--- Selected text ---
__________________________________________________
I’m looking at this as someone who is sympathetic to both educational and research needs, and I have to ask: why do you want these old bones anyway, Berkeley? They’re used to teach anthropology students, and I can understand why you want variations represented — one old mounted skeleton is not enough — but why do you need thousands of specimens for teaching the basics, and why do you need Native American skeletons shoveled out of their graves by the thousands? This makes no sense. It’s more like maintaining a dragon’s hoard then an actual, useful teaching collection. That’s especially clear when the collection is described.

By then, the teaching collection that anthropology professors used had grown to thousands of bones and teeth that White said in his report to university administrators had been commingled with others donated by amateur gravediggers, dentists, anatomists, physicians, law enforcement and biological supply companies.

The remains were unceremoniously sorted by body part so students could study them. A jumble of teeth. A drawer of clavicles. Separate bins for skulls. For decades, anthropologists added to the collection, used it in their classes and then passed it along to the professors who came after them, White said.

What use is an old bone if you know nothing of its provenance? What can you learn from a bucket of teeth?

For a moment I assumed that this would have been a massive, well-curated collection, where scientists can do research on comparative anatomy and variation. But no? This collection is just a pile of bones that professors have been letting students play with for decades. This is particularly appalling when various cultures have been begging to have the bones returned, and when the law is telling UC Berkeley to return them.

Recourse under the law was limited, leaving tribal nations to file formal challenges with the federal NAGPRA Review Committee, an advisory group whose members represent tribal, scientific and museum organizations. It can only offer recommendations in response to disputes.

In the first challenge following the passage of the law, in February 1993 the Hui Mālama I Nā Kūpuna O Hawai’i Nei, a Native Hawaiian organization, took a dispute over repatriation of two ancestral remains before the federal committee. The remains had been donated to UC Berkeley in 1935, at which time a museum curator classified them as Polynesian. White disagreed.

Addressing the committee, White introduced himself as “the individual who is responsible for the skeletal collections at Berkeley.” He argued the remains might not be Native Hawaiian and could belong to victims of shipwrecks, drownings or crimes. They should be preserved for study, he added, making an analogy to UC Berkeley’s library book collection, where historians access volumes for years as their understanding evolves.

White is admitting that they don’t know whose bones they have…then what use are they? His excuse for keeping them is that they might not be Polynesian, but could be from shipwreck victims. That is not a defense. That’s an admission that they have a hodge-podge, a confusing grab-bag of bones scooped up off of Pacific islands, and they don’t know what they’ve got…except that they’re going to keep them.

I’m trying hard to view this mess from the perspective of a college professor, but I’m not seeing it, and Tim White’s arguments for hanging on to these bones reads like a confession that Berkeley has been careless and sloppy. And White keeps stuffing his foot in his mouth!

In August 2020, White reported the contents of the collection he taught with to university administrators.

White told ProPublica and NBC News that given the lack of documentation, it would be impossible to determine if they were Native American, much less say which tribe they should be returned to.

“There’s nobody on this planet who can sit down and tell you what the cultural affiliation of this lower jaw is, or that lower jaw is. Nobody can do that,” he said.

It’s just the weirdest defense: our bookkeeping is so bad and ignorance is so great that we have no idea whose remains these are, therefore we ought to be allowed to keep them. To me, this is an argument that the whole collection ought to be shoveled out and given to people who would treat the bones with real respect. Berkeley seems to have a history of disgraceful disrespect and exploitation, and doesn’t deserve to be custodians of those dead people.
__________________________________________________
--- Exercise objective ---
In the post about Berkeley's bone collection, what year were the two ancestral remains in the Native Hawaiian dispute donated to UC Berkeley? Use only the text above as your source.

--- Records ---
__________________________________________________
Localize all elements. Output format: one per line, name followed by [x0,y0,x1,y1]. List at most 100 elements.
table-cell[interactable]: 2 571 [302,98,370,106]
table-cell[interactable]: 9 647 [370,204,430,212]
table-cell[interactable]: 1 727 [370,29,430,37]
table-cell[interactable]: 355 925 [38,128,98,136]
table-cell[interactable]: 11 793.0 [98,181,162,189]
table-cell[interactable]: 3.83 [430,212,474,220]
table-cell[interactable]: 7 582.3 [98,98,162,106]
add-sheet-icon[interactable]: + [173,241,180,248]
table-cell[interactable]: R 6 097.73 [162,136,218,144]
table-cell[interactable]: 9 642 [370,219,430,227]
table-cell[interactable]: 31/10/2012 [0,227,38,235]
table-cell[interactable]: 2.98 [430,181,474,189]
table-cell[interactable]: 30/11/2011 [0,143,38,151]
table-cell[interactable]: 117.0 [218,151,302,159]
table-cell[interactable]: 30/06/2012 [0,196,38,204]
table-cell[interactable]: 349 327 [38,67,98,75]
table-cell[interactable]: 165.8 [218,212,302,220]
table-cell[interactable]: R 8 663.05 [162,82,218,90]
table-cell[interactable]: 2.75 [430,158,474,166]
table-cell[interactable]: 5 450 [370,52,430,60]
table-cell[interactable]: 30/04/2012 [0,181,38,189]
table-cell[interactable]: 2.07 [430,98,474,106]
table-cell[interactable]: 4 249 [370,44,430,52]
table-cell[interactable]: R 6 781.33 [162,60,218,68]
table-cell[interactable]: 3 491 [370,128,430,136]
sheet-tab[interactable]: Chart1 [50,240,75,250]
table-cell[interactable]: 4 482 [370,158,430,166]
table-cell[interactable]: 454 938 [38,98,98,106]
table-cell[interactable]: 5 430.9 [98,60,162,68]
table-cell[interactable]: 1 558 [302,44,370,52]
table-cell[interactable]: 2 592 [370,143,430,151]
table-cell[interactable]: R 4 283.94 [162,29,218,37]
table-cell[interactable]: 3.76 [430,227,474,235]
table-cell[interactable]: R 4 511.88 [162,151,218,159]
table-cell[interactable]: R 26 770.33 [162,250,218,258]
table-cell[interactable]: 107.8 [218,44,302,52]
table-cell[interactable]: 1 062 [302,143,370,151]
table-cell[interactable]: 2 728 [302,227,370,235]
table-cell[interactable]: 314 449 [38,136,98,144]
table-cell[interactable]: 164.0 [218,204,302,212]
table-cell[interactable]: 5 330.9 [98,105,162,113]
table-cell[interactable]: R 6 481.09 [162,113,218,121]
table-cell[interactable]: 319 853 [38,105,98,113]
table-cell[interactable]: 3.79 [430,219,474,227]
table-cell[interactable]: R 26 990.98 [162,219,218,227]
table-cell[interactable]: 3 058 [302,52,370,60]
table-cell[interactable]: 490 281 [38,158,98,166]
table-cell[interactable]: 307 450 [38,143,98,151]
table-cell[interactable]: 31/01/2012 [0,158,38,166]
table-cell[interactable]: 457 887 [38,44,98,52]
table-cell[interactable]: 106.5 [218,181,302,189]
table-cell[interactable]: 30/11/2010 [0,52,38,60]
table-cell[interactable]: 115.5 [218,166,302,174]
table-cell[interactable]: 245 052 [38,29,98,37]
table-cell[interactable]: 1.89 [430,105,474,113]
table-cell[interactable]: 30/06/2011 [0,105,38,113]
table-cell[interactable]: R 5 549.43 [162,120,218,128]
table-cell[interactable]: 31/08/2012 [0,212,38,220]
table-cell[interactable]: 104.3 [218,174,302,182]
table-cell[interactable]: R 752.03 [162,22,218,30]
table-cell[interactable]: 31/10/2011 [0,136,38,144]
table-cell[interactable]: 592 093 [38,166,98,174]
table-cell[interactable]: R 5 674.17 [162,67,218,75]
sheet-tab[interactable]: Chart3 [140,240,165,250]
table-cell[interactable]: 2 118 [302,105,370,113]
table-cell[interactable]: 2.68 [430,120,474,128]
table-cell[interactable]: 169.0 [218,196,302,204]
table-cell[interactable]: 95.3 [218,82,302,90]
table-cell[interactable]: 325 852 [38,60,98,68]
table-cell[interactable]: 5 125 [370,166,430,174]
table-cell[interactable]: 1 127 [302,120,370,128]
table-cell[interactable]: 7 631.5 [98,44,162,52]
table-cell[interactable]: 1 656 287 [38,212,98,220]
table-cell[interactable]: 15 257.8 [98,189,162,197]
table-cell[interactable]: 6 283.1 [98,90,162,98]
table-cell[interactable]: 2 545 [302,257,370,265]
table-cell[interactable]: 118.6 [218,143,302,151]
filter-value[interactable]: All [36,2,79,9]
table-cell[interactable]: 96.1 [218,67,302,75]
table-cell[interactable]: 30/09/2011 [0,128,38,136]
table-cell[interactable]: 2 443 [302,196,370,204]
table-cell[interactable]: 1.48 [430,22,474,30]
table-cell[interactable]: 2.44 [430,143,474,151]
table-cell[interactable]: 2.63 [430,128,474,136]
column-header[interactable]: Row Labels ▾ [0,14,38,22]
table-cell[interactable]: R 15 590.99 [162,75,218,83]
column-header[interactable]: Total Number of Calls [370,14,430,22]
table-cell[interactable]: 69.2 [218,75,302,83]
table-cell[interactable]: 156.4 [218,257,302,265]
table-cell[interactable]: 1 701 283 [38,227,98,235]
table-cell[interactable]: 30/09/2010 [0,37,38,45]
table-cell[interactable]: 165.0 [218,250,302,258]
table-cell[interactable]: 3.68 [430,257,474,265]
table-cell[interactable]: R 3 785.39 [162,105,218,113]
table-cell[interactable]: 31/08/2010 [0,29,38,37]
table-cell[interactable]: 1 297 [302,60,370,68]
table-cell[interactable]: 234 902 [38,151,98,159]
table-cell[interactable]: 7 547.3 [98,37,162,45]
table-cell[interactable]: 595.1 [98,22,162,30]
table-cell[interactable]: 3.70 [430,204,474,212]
__________________________________________________
--- Output of the task ---
1935